Task to complete.
Your answer should be a single number: the count of lines containing "JSON".

— START —

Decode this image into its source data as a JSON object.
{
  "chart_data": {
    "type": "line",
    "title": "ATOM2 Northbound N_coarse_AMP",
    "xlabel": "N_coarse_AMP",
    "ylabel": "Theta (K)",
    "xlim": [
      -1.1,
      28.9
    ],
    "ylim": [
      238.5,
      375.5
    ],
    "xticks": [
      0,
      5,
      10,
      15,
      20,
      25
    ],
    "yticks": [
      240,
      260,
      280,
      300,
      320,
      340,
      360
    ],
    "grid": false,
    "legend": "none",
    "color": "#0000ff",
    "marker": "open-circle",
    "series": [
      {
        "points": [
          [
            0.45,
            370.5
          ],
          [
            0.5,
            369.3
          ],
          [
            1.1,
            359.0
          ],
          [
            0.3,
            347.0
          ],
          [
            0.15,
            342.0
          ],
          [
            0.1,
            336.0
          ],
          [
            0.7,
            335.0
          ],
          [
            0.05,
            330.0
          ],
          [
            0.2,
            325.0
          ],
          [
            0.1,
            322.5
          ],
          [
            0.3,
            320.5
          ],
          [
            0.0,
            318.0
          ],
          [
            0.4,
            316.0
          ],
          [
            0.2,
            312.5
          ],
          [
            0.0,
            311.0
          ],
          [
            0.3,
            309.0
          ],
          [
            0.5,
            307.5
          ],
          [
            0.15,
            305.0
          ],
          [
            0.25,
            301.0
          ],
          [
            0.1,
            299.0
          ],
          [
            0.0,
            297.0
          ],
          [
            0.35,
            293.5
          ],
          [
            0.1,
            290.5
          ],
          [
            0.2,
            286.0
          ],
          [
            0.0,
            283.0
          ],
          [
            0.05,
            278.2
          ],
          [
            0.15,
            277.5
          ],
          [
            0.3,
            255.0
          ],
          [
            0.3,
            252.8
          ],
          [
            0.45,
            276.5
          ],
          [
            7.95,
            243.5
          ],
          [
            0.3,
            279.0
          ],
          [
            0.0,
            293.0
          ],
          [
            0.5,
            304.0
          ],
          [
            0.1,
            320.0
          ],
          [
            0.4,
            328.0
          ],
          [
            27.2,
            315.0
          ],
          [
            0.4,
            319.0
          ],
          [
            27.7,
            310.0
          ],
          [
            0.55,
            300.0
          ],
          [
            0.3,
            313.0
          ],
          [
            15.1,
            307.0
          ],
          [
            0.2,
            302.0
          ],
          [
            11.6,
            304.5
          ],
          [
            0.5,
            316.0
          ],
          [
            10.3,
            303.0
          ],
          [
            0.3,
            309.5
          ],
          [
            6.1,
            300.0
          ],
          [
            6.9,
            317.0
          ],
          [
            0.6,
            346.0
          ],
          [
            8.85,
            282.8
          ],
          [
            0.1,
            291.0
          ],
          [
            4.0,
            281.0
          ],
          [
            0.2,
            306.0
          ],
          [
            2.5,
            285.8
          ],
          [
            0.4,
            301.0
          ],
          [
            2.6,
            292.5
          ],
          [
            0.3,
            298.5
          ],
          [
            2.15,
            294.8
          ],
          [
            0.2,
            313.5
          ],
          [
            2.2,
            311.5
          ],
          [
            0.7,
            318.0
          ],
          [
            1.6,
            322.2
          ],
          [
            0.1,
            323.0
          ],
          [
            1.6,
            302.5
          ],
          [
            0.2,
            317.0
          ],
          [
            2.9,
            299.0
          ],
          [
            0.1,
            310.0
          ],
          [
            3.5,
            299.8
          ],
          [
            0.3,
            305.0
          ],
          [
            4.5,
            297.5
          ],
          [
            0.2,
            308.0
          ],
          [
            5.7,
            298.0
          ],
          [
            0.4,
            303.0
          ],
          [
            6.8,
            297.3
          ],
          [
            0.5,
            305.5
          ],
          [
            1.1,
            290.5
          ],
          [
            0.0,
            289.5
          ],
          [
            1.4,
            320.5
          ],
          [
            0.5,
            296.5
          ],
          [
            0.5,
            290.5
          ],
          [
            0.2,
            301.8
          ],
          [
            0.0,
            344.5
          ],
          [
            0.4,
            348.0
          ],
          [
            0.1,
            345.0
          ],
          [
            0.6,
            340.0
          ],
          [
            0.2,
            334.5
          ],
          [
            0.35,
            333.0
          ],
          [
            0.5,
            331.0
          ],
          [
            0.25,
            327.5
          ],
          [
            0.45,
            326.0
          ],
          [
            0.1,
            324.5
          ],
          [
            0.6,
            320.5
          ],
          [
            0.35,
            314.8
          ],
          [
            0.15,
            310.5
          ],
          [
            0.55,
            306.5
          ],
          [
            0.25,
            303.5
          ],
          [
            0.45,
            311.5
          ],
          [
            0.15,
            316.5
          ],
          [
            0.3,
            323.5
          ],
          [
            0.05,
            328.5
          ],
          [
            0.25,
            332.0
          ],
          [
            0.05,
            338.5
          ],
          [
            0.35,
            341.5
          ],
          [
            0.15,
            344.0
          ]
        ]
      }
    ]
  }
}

— END —
— START —

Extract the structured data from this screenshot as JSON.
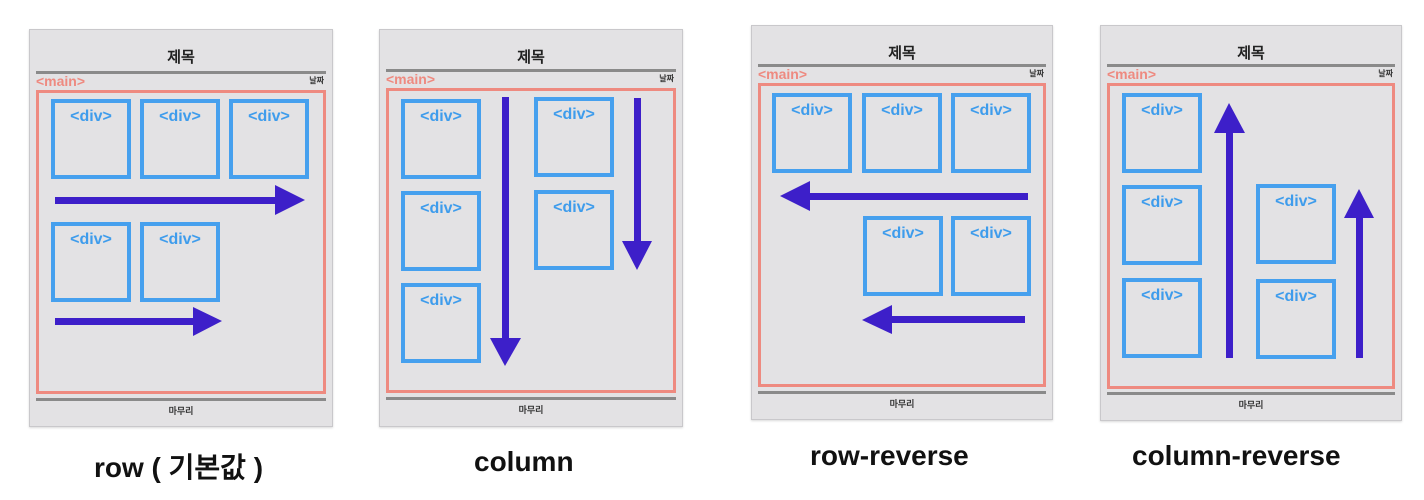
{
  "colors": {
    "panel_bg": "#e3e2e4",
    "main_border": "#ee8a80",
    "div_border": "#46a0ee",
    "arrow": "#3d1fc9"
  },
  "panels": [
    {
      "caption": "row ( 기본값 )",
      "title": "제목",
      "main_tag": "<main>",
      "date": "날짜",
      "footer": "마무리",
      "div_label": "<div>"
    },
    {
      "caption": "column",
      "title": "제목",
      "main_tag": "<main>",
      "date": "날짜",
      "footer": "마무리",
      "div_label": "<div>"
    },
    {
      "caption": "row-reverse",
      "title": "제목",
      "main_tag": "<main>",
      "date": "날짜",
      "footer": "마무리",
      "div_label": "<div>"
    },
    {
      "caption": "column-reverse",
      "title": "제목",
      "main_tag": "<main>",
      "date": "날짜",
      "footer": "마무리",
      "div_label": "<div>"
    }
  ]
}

— END —

Solution.
2